» TASK PROMPT: The copy you give must match the listing below exactly and contain no pictures.

» TASK DATA:
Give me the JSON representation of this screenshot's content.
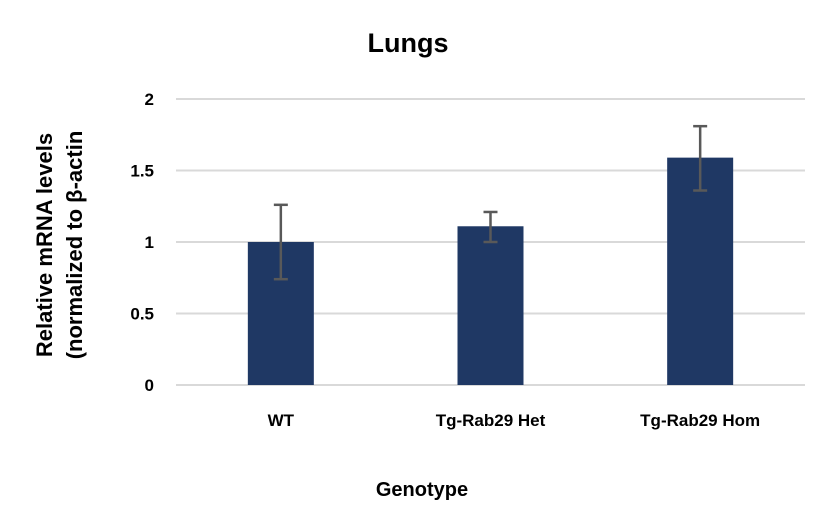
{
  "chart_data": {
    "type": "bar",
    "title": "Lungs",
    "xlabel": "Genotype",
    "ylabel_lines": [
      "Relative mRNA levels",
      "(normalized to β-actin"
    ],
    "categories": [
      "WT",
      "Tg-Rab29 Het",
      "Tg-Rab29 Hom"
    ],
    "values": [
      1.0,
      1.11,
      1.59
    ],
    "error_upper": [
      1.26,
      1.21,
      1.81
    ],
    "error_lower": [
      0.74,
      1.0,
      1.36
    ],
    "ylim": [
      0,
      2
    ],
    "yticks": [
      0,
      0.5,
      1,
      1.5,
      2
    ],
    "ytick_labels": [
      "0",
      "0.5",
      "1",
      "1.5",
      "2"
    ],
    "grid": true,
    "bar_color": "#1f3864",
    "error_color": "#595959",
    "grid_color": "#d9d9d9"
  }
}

» RESULT OF THIS EXERCISE:
Give me the JSON representation of this screenshot's content.
{
  "chart_data": {
    "type": "bar",
    "title": "Lungs",
    "xlabel": "Genotype",
    "ylabel_lines": [
      "Relative mRNA levels",
      "(normalized to β-actin"
    ],
    "categories": [
      "WT",
      "Tg-Rab29 Het",
      "Tg-Rab29 Hom"
    ],
    "values": [
      1.0,
      1.11,
      1.59
    ],
    "error_upper": [
      1.26,
      1.21,
      1.81
    ],
    "error_lower": [
      0.74,
      1.0,
      1.36
    ],
    "ylim": [
      0,
      2
    ],
    "yticks": [
      0,
      0.5,
      1,
      1.5,
      2
    ],
    "ytick_labels": [
      "0",
      "0.5",
      "1",
      "1.5",
      "2"
    ],
    "grid": true,
    "bar_color": "#1f3864",
    "error_color": "#595959",
    "grid_color": "#d9d9d9"
  }
}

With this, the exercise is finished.